Objective: Would you restate, exactly as they appear, the lines from the one containing "Give me the" through the end of the data below?

Dataset records
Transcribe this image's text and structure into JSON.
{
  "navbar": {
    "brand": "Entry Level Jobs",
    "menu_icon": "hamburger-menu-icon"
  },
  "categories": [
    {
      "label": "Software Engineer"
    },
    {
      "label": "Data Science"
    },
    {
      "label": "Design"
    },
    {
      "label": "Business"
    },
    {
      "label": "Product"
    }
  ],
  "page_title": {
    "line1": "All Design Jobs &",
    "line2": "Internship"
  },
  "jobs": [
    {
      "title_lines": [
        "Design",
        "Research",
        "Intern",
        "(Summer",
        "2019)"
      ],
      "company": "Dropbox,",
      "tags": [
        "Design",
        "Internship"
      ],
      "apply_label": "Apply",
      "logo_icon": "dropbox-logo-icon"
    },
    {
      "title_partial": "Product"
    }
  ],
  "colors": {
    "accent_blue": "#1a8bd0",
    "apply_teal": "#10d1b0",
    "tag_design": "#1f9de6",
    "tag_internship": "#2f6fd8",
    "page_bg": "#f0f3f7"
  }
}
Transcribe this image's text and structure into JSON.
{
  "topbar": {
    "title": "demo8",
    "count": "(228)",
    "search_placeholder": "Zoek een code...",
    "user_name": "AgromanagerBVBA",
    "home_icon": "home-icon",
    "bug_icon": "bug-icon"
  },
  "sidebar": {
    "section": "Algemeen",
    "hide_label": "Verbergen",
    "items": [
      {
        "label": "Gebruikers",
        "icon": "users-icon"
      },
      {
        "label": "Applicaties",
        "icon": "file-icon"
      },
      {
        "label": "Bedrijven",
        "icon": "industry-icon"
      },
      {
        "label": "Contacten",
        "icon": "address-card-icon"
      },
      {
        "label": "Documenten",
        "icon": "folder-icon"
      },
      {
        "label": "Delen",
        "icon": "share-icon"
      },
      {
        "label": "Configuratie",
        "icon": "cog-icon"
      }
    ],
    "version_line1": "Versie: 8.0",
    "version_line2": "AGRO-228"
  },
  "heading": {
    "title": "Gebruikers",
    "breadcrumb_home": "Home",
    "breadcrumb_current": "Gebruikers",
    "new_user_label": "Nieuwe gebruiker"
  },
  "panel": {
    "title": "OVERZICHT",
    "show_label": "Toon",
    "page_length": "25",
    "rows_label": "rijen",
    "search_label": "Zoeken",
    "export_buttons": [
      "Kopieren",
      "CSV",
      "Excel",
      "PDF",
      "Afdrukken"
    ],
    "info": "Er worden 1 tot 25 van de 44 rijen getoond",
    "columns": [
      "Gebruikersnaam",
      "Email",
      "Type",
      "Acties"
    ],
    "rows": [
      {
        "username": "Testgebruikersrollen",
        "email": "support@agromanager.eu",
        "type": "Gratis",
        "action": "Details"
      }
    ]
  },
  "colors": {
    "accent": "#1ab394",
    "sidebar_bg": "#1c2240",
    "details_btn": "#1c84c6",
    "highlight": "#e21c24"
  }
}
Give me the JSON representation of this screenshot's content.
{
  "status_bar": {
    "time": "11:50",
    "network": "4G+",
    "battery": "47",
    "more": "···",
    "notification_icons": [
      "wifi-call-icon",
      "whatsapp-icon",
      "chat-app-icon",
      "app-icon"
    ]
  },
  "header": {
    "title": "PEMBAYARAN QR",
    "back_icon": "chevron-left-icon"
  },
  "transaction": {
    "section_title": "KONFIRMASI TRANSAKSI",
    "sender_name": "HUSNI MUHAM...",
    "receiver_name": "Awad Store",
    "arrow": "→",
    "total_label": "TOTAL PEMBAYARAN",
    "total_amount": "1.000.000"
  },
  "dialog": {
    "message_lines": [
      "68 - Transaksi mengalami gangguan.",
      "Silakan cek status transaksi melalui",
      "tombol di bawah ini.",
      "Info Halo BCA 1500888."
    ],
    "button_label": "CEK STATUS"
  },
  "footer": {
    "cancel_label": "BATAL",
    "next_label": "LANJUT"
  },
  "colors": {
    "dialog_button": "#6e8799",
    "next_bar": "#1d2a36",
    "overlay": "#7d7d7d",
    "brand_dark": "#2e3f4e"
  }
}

Output:
Give me the JSON representation of this screenshot's content.
{
  "status_bar": {
    "time": "11:50",
    "network": "4G+",
    "battery": "47",
    "more": "···",
    "notification_icons": [
      "wifi-call-icon",
      "whatsapp-icon",
      "chat-app-icon",
      "app-icon"
    ]
  },
  "header": {
    "title": "PEMBAYARAN QR",
    "back_icon": "chevron-left-icon"
  },
  "transaction": {
    "section_title": "KONFIRMASI TRANSAKSI",
    "sender_name": "HUSNI MUHAM...",
    "receiver_name": "Awad Store",
    "arrow": "→",
    "total_label": "TOTAL PEMBAYARAN",
    "total_amount": "1.000.000"
  },
  "dialog": {
    "message_lines": [
      "68 - Transaksi mengalami gangguan.",
      "Silakan cek status transaksi melalui",
      "tombol di bawah ini.",
      "Info Halo BCA 1500888."
    ],
    "button_label": "CEK STATUS"
  },
  "footer": {
    "cancel_label": "BATAL",
    "next_label": "LANJUT"
  },
  "colors": {
    "dialog_button": "#6e8799",
    "next_bar": "#1d2a36",
    "overlay": "#7d7d7d",
    "brand_dark": "#2e3f4e"
  }
}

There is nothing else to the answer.